[Records that describe figures]
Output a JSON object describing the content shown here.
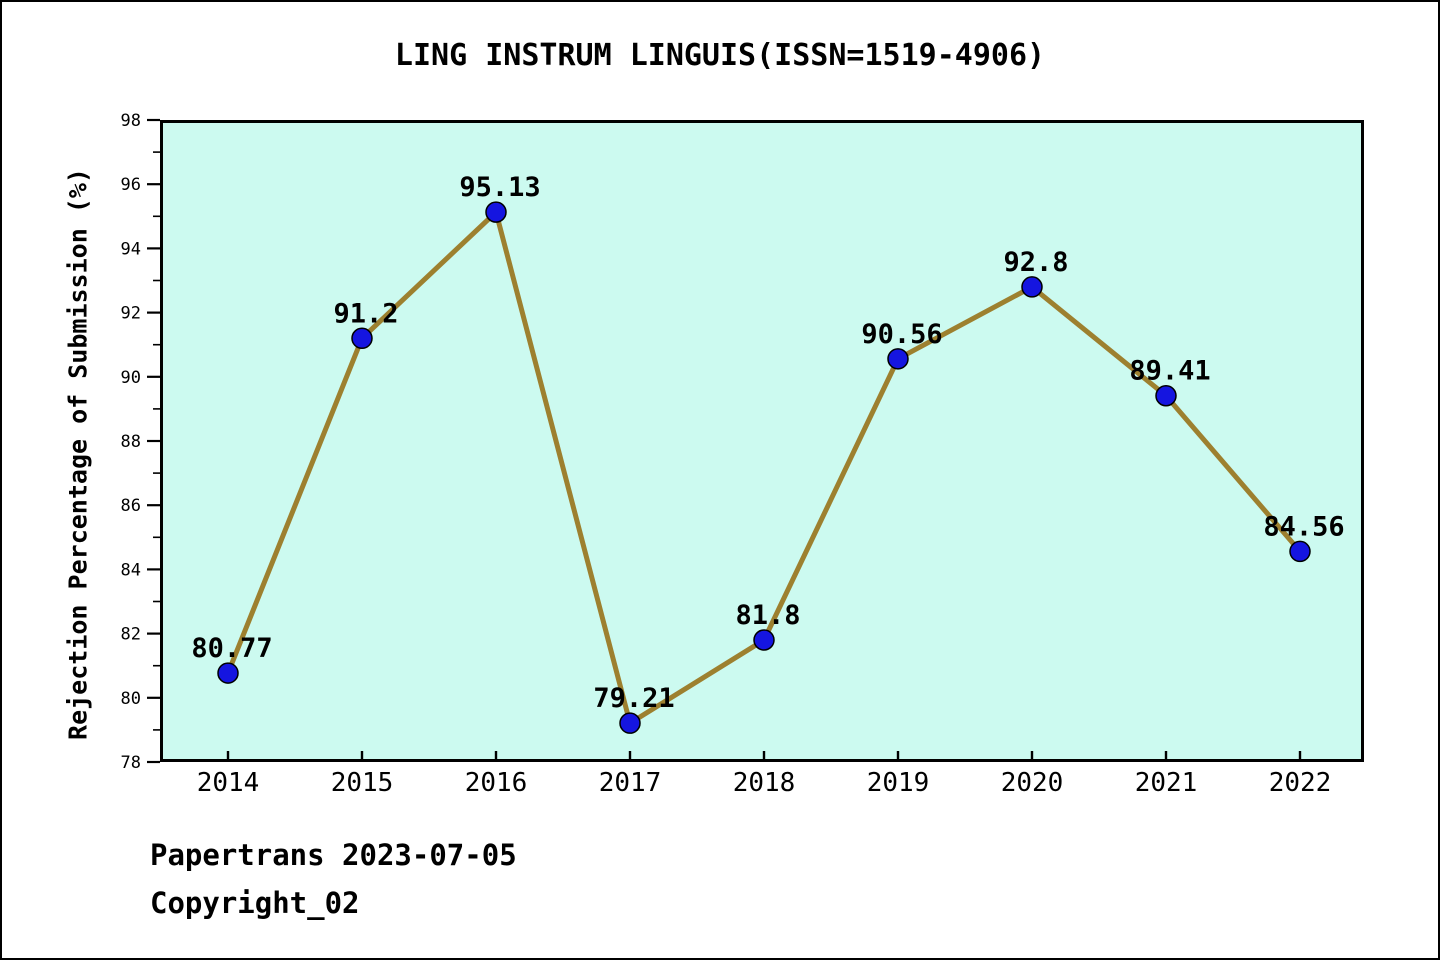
{
  "chart_data": {
    "type": "line",
    "title": "LING INSTRUM LINGUIS(ISSN=1519-4906)",
    "xlabel": "",
    "ylabel": "Rejection Percentage of Submission (%)",
    "categories": [
      "2014",
      "2015",
      "2016",
      "2017",
      "2018",
      "2019",
      "2020",
      "2021",
      "2022"
    ],
    "values": [
      80.77,
      91.2,
      95.13,
      79.21,
      81.8,
      90.56,
      92.8,
      89.41,
      84.56
    ],
    "point_labels": [
      "80.77",
      "91.2",
      "95.13",
      "79.21",
      "81.8",
      "90.56",
      "92.8",
      "89.41",
      "84.56"
    ],
    "ylim": [
      78,
      98
    ],
    "yticks": [
      78,
      80,
      82,
      84,
      86,
      88,
      90,
      92,
      94,
      96,
      98
    ],
    "yticks_minor": [
      79,
      81,
      83,
      85,
      87,
      89,
      91,
      93,
      95,
      97
    ],
    "grid": false,
    "legend": "none",
    "colors": {
      "plot_bg": "#ccfaf0",
      "line": "#9d802f",
      "marker": "#1515e0",
      "marker_edge": "#000000",
      "axis": "#000000",
      "text": "#000000"
    }
  },
  "footer": {
    "line1": "Papertrans 2023-07-05",
    "line2": "Copyright_02"
  }
}
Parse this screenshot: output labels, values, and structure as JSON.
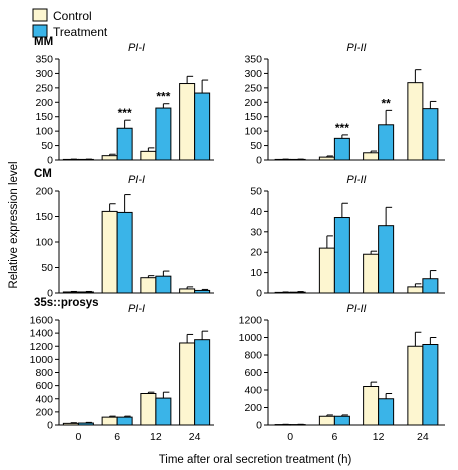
{
  "legend": {
    "control_label": "Control",
    "treatment_label": "Treatment",
    "control_color": "#fdf6d0",
    "treatment_color": "#3ab4e8"
  },
  "xlabel": "Time after oral secretion treatment (h)",
  "ylabel": "Relative expression level",
  "chart_data": [
    {
      "type": "bar",
      "row_label": "MM",
      "title": "PI-I",
      "categories": [
        "0",
        "6",
        "12",
        "24"
      ],
      "ylim": [
        0,
        350
      ],
      "yticks": [
        0,
        50,
        100,
        150,
        200,
        250,
        300,
        350
      ],
      "series": [
        {
          "name": "Control",
          "values": [
            2,
            15,
            30,
            265
          ],
          "errors": [
            1,
            5,
            12,
            25
          ]
        },
        {
          "name": "Treatment",
          "values": [
            2,
            110,
            180,
            232
          ],
          "errors": [
            1,
            28,
            15,
            45
          ]
        }
      ],
      "annotations": [
        "",
        "***",
        "***",
        ""
      ]
    },
    {
      "type": "bar",
      "row_label": "",
      "title": "PI-II",
      "categories": [
        "0",
        "6",
        "12",
        "24"
      ],
      "ylim": [
        0,
        350
      ],
      "yticks": [
        0,
        50,
        100,
        150,
        200,
        250,
        300,
        350
      ],
      "series": [
        {
          "name": "Control",
          "values": [
            2,
            10,
            25,
            268
          ],
          "errors": [
            1,
            4,
            6,
            45
          ]
        },
        {
          "name": "Treatment",
          "values": [
            2,
            75,
            122,
            178
          ],
          "errors": [
            1,
            12,
            50,
            25
          ]
        }
      ],
      "annotations": [
        "",
        "***",
        "**",
        ""
      ]
    },
    {
      "type": "bar",
      "row_label": "CM",
      "title": "PI-I",
      "categories": [
        "0",
        "6",
        "12",
        "24"
      ],
      "ylim": [
        0,
        200
      ],
      "yticks": [
        0,
        50,
        100,
        150,
        200
      ],
      "series": [
        {
          "name": "Control",
          "values": [
            2,
            160,
            30,
            8
          ],
          "errors": [
            1,
            15,
            4,
            4
          ]
        },
        {
          "name": "Treatment",
          "values": [
            2,
            158,
            33,
            5
          ],
          "errors": [
            1,
            35,
            10,
            2
          ]
        }
      ],
      "annotations": [
        "",
        "",
        "",
        ""
      ]
    },
    {
      "type": "bar",
      "row_label": "",
      "title": "PI-II",
      "categories": [
        "0",
        "6",
        "12",
        "24"
      ],
      "ylim": [
        0,
        50
      ],
      "yticks": [
        0,
        10,
        20,
        30,
        40,
        50
      ],
      "series": [
        {
          "name": "Control",
          "values": [
            0.3,
            22,
            19,
            3
          ],
          "errors": [
            0.2,
            6,
            1.5,
            1.5
          ]
        },
        {
          "name": "Treatment",
          "values": [
            0.4,
            37,
            33,
            7
          ],
          "errors": [
            0.3,
            7,
            9,
            4
          ]
        }
      ],
      "annotations": [
        "",
        "",
        "",
        ""
      ]
    },
    {
      "type": "bar",
      "row_label": "35s::prosys",
      "title": "PI-I",
      "categories": [
        "0",
        "6",
        "12",
        "24"
      ],
      "ylim": [
        0,
        1600
      ],
      "yticks": [
        0,
        200,
        400,
        600,
        800,
        1000,
        1200,
        1400,
        1600
      ],
      "series": [
        {
          "name": "Control",
          "values": [
            25,
            120,
            480,
            1250
          ],
          "errors": [
            10,
            15,
            20,
            130
          ]
        },
        {
          "name": "Treatment",
          "values": [
            30,
            120,
            410,
            1300
          ],
          "errors": [
            10,
            15,
            90,
            130
          ]
        }
      ],
      "annotations": [
        "",
        "",
        "",
        ""
      ]
    },
    {
      "type": "bar",
      "row_label": "",
      "title": "PI-II",
      "categories": [
        "0",
        "6",
        "12",
        "24"
      ],
      "ylim": [
        0,
        1200
      ],
      "yticks": [
        0,
        200,
        400,
        600,
        800,
        1000,
        1200
      ],
      "series": [
        {
          "name": "Control",
          "values": [
            5,
            100,
            440,
            900
          ],
          "errors": [
            3,
            15,
            50,
            160
          ]
        },
        {
          "name": "Treatment",
          "values": [
            5,
            100,
            300,
            920
          ],
          "errors": [
            3,
            15,
            60,
            80
          ]
        }
      ],
      "annotations": [
        "",
        "",
        "",
        ""
      ]
    }
  ]
}
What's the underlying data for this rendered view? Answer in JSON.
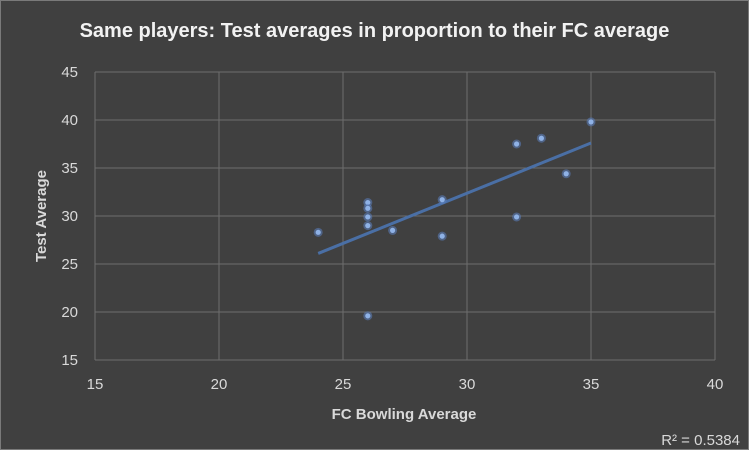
{
  "chart_data": {
    "type": "scatter",
    "title": "Same players: Test averages in proportion to their FC average",
    "xlabel": "FC Bowling Average",
    "ylabel": "Test Average",
    "xlim": [
      15,
      40
    ],
    "ylim": [
      15,
      45
    ],
    "xticks": [
      15,
      20,
      25,
      30,
      35,
      40
    ],
    "yticks": [
      15,
      20,
      25,
      30,
      35,
      40,
      45
    ],
    "grid": true,
    "points": [
      {
        "x": 24,
        "y": 28.3
      },
      {
        "x": 26,
        "y": 31.4
      },
      {
        "x": 26,
        "y": 30.8
      },
      {
        "x": 26,
        "y": 29.9
      },
      {
        "x": 26,
        "y": 29.0
      },
      {
        "x": 26,
        "y": 19.6
      },
      {
        "x": 27,
        "y": 28.5
      },
      {
        "x": 29,
        "y": 31.7
      },
      {
        "x": 29,
        "y": 27.9
      },
      {
        "x": 32,
        "y": 37.5
      },
      {
        "x": 32,
        "y": 29.9
      },
      {
        "x": 33,
        "y": 38.1
      },
      {
        "x": 34,
        "y": 34.4
      },
      {
        "x": 35,
        "y": 39.8
      }
    ],
    "trendline": {
      "type": "linear",
      "x": [
        24,
        35
      ],
      "y": [
        26.1,
        37.6
      ]
    },
    "r_squared_label": "R² = 0.5384",
    "colors": {
      "background": "#404040",
      "point": "#8fb2e6",
      "trendline": "#4a6fa5",
      "grid": "#6e6e6e",
      "text": "#d9d9d9"
    }
  }
}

What you are asked to do — Each entry should be repeated exactly as it appears; the pictures stay out.

Solution below —
Output a JSON object describing the content shown here.
{
  "chart_data": {
    "type": "line",
    "title": "LING INSTRUM LINGUIS(ISSN=1519-4906)",
    "xlabel": "",
    "ylabel": "Rejection Percentage of Submission (%)",
    "categories": [
      "2014",
      "2015",
      "2016",
      "2017",
      "2018",
      "2019",
      "2020",
      "2021",
      "2022"
    ],
    "values": [
      80.77,
      91.2,
      95.13,
      79.21,
      81.8,
      90.56,
      92.8,
      89.41,
      84.56
    ],
    "point_labels": [
      "80.77",
      "91.2",
      "95.13",
      "79.21",
      "81.8",
      "90.56",
      "92.8",
      "89.41",
      "84.56"
    ],
    "ylim": [
      78,
      98
    ],
    "yticks": [
      78,
      80,
      82,
      84,
      86,
      88,
      90,
      92,
      94,
      96,
      98
    ],
    "yticks_minor": [
      79,
      81,
      83,
      85,
      87,
      89,
      91,
      93,
      95,
      97
    ],
    "grid": false,
    "legend": "none",
    "colors": {
      "plot_bg": "#ccfaf0",
      "line": "#9d802f",
      "marker": "#1515e0",
      "marker_edge": "#000000",
      "axis": "#000000",
      "text": "#000000"
    }
  },
  "footer": {
    "line1": "Papertrans 2023-07-05",
    "line2": "Copyright_02"
  }
}
Parse this screenshot: output labels, values, and structure as JSON.
{
  "legend": {
    "control_label": "Control",
    "treatment_label": "Treatment",
    "control_color": "#fdf6d0",
    "treatment_color": "#3ab4e8"
  },
  "xlabel": "Time after oral secretion treatment (h)",
  "ylabel": "Relative expression level",
  "chart_data": [
    {
      "type": "bar",
      "row_label": "MM",
      "title": "PI-I",
      "categories": [
        "0",
        "6",
        "12",
        "24"
      ],
      "ylim": [
        0,
        350
      ],
      "yticks": [
        0,
        50,
        100,
        150,
        200,
        250,
        300,
        350
      ],
      "series": [
        {
          "name": "Control",
          "values": [
            2,
            15,
            30,
            265
          ],
          "errors": [
            1,
            5,
            12,
            25
          ]
        },
        {
          "name": "Treatment",
          "values": [
            2,
            110,
            180,
            232
          ],
          "errors": [
            1,
            28,
            15,
            45
          ]
        }
      ],
      "annotations": [
        "",
        "***",
        "***",
        ""
      ]
    },
    {
      "type": "bar",
      "row_label": "",
      "title": "PI-II",
      "categories": [
        "0",
        "6",
        "12",
        "24"
      ],
      "ylim": [
        0,
        350
      ],
      "yticks": [
        0,
        50,
        100,
        150,
        200,
        250,
        300,
        350
      ],
      "series": [
        {
          "name": "Control",
          "values": [
            2,
            10,
            25,
            268
          ],
          "errors": [
            1,
            4,
            6,
            45
          ]
        },
        {
          "name": "Treatment",
          "values": [
            2,
            75,
            122,
            178
          ],
          "errors": [
            1,
            12,
            50,
            25
          ]
        }
      ],
      "annotations": [
        "",
        "***",
        "**",
        ""
      ]
    },
    {
      "type": "bar",
      "row_label": "CM",
      "title": "PI-I",
      "categories": [
        "0",
        "6",
        "12",
        "24"
      ],
      "ylim": [
        0,
        200
      ],
      "yticks": [
        0,
        50,
        100,
        150,
        200
      ],
      "series": [
        {
          "name": "Control",
          "values": [
            2,
            160,
            30,
            8
          ],
          "errors": [
            1,
            15,
            4,
            4
          ]
        },
        {
          "name": "Treatment",
          "values": [
            2,
            158,
            33,
            5
          ],
          "errors": [
            1,
            35,
            10,
            2
          ]
        }
      ],
      "annotations": [
        "",
        "",
        "",
        ""
      ]
    },
    {
      "type": "bar",
      "row_label": "",
      "title": "PI-II",
      "categories": [
        "0",
        "6",
        "12",
        "24"
      ],
      "ylim": [
        0,
        50
      ],
      "yticks": [
        0,
        10,
        20,
        30,
        40,
        50
      ],
      "series": [
        {
          "name": "Control",
          "values": [
            0.3,
            22,
            19,
            3
          ],
          "errors": [
            0.2,
            6,
            1.5,
            1.5
          ]
        },
        {
          "name": "Treatment",
          "values": [
            0.4,
            37,
            33,
            7
          ],
          "errors": [
            0.3,
            7,
            9,
            4
          ]
        }
      ],
      "annotations": [
        "",
        "",
        "",
        ""
      ]
    },
    {
      "type": "bar",
      "row_label": "35s::prosys",
      "title": "PI-I",
      "categories": [
        "0",
        "6",
        "12",
        "24"
      ],
      "ylim": [
        0,
        1600
      ],
      "yticks": [
        0,
        200,
        400,
        600,
        800,
        1000,
        1200,
        1400,
        1600
      ],
      "series": [
        {
          "name": "Control",
          "values": [
            25,
            120,
            480,
            1250
          ],
          "errors": [
            10,
            15,
            20,
            130
          ]
        },
        {
          "name": "Treatment",
          "values": [
            30,
            120,
            410,
            1300
          ],
          "errors": [
            10,
            15,
            90,
            130
          ]
        }
      ],
      "annotations": [
        "",
        "",
        "",
        ""
      ]
    },
    {
      "type": "bar",
      "row_label": "",
      "title": "PI-II",
      "categories": [
        "0",
        "6",
        "12",
        "24"
      ],
      "ylim": [
        0,
        1200
      ],
      "yticks": [
        0,
        200,
        400,
        600,
        800,
        1000,
        1200
      ],
      "series": [
        {
          "name": "Control",
          "values": [
            5,
            100,
            440,
            900
          ],
          "errors": [
            3,
            15,
            50,
            160
          ]
        },
        {
          "name": "Treatment",
          "values": [
            5,
            100,
            300,
            920
          ],
          "errors": [
            3,
            15,
            60,
            80
          ]
        }
      ],
      "annotations": [
        "",
        "",
        "",
        ""
      ]
    }
  ]
}
What's the underlying data for this rendered view? Answer in JSON.
{
  "chart_data": {
    "type": "scatter",
    "title": "Same players: Test averages in proportion to their FC average",
    "xlabel": "FC Bowling Average",
    "ylabel": "Test Average",
    "xlim": [
      15,
      40
    ],
    "ylim": [
      15,
      45
    ],
    "xticks": [
      15,
      20,
      25,
      30,
      35,
      40
    ],
    "yticks": [
      15,
      20,
      25,
      30,
      35,
      40,
      45
    ],
    "grid": true,
    "points": [
      {
        "x": 24,
        "y": 28.3
      },
      {
        "x": 26,
        "y": 31.4
      },
      {
        "x": 26,
        "y": 30.8
      },
      {
        "x": 26,
        "y": 29.9
      },
      {
        "x": 26,
        "y": 29.0
      },
      {
        "x": 26,
        "y": 19.6
      },
      {
        "x": 27,
        "y": 28.5
      },
      {
        "x": 29,
        "y": 31.7
      },
      {
        "x": 29,
        "y": 27.9
      },
      {
        "x": 32,
        "y": 37.5
      },
      {
        "x": 32,
        "y": 29.9
      },
      {
        "x": 33,
        "y": 38.1
      },
      {
        "x": 34,
        "y": 34.4
      },
      {
        "x": 35,
        "y": 39.8
      }
    ],
    "trendline": {
      "type": "linear",
      "x": [
        24,
        35
      ],
      "y": [
        26.1,
        37.6
      ]
    },
    "r_squared_label": "R² = 0.5384",
    "colors": {
      "background": "#404040",
      "point": "#8fb2e6",
      "trendline": "#4a6fa5",
      "grid": "#6e6e6e",
      "text": "#d9d9d9"
    }
  }
}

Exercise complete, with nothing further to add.